* [Supplied records]:

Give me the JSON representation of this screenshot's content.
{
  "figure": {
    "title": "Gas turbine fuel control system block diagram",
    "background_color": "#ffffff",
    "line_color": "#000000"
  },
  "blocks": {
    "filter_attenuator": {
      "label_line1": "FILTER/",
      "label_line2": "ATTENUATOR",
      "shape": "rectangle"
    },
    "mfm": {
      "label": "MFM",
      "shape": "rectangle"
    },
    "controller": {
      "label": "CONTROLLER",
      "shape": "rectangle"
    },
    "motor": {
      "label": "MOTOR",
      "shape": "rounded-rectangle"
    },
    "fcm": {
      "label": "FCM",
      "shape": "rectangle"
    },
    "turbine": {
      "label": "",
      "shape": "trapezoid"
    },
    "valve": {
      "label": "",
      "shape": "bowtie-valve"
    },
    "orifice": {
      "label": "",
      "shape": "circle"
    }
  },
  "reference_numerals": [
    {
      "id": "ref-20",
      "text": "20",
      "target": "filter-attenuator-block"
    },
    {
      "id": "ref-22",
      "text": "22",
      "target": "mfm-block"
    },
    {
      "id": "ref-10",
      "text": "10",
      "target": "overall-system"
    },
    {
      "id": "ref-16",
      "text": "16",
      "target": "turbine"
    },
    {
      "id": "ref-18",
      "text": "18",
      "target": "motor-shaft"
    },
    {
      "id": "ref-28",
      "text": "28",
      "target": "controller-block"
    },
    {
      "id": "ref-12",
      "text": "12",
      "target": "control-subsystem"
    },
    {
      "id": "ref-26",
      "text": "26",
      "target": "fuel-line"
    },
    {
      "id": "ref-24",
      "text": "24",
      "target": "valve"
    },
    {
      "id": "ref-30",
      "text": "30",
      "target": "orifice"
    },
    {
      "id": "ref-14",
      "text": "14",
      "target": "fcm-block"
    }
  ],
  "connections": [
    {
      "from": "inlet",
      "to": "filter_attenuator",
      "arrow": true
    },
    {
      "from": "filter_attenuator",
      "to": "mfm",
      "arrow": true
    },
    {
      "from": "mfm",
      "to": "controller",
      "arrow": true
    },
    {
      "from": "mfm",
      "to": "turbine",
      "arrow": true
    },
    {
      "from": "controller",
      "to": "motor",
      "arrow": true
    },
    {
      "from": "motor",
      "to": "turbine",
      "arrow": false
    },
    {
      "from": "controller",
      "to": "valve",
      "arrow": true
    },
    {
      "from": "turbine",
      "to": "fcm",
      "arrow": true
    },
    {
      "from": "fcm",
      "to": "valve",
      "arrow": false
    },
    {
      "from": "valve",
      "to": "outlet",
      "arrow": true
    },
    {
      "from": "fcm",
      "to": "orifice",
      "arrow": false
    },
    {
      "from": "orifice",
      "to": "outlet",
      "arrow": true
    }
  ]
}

* [Aim of the exercise]: Retype the entries exactly, including every line.

* [The reply]:
Give me the JSON representation of this screenshot's content.
{
  "figure": {
    "title": "Gas turbine fuel control system block diagram",
    "background_color": "#ffffff",
    "line_color": "#000000"
  },
  "blocks": {
    "filter_attenuator": {
      "label_line1": "FILTER/",
      "label_line2": "ATTENUATOR",
      "shape": "rectangle"
    },
    "mfm": {
      "label": "MFM",
      "shape": "rectangle"
    },
    "controller": {
      "label": "CONTROLLER",
      "shape": "rectangle"
    },
    "motor": {
      "label": "MOTOR",
      "shape": "rounded-rectangle"
    },
    "fcm": {
      "label": "FCM",
      "shape": "rectangle"
    },
    "turbine": {
      "label": "",
      "shape": "trapezoid"
    },
    "valve": {
      "label": "",
      "shape": "bowtie-valve"
    },
    "orifice": {
      "label": "",
      "shape": "circle"
    }
  },
  "reference_numerals": [
    {
      "id": "ref-20",
      "text": "20",
      "target": "filter-attenuator-block"
    },
    {
      "id": "ref-22",
      "text": "22",
      "target": "mfm-block"
    },
    {
      "id": "ref-10",
      "text": "10",
      "target": "overall-system"
    },
    {
      "id": "ref-16",
      "text": "16",
      "target": "turbine"
    },
    {
      "id": "ref-18",
      "text": "18",
      "target": "motor-shaft"
    },
    {
      "id": "ref-28",
      "text": "28",
      "target": "controller-block"
    },
    {
      "id": "ref-12",
      "text": "12",
      "target": "control-subsystem"
    },
    {
      "id": "ref-26",
      "text": "26",
      "target": "fuel-line"
    },
    {
      "id": "ref-24",
      "text": "24",
      "target": "valve"
    },
    {
      "id": "ref-30",
      "text": "30",
      "target": "orifice"
    },
    {
      "id": "ref-14",
      "text": "14",
      "target": "fcm-block"
    }
  ],
  "connections": [
    {
      "from": "inlet",
      "to": "filter_attenuator",
      "arrow": true
    },
    {
      "from": "filter_attenuator",
      "to": "mfm",
      "arrow": true
    },
    {
      "from": "mfm",
      "to": "controller",
      "arrow": true
    },
    {
      "from": "mfm",
      "to": "turbine",
      "arrow": true
    },
    {
      "from": "controller",
      "to": "motor",
      "arrow": true
    },
    {
      "from": "motor",
      "to": "turbine",
      "arrow": false
    },
    {
      "from": "controller",
      "to": "valve",
      "arrow": true
    },
    {
      "from": "turbine",
      "to": "fcm",
      "arrow": true
    },
    {
      "from": "fcm",
      "to": "valve",
      "arrow": false
    },
    {
      "from": "valve",
      "to": "outlet",
      "arrow": true
    },
    {
      "from": "fcm",
      "to": "orifice",
      "arrow": false
    },
    {
      "from": "orifice",
      "to": "outlet",
      "arrow": true
    }
  ]
}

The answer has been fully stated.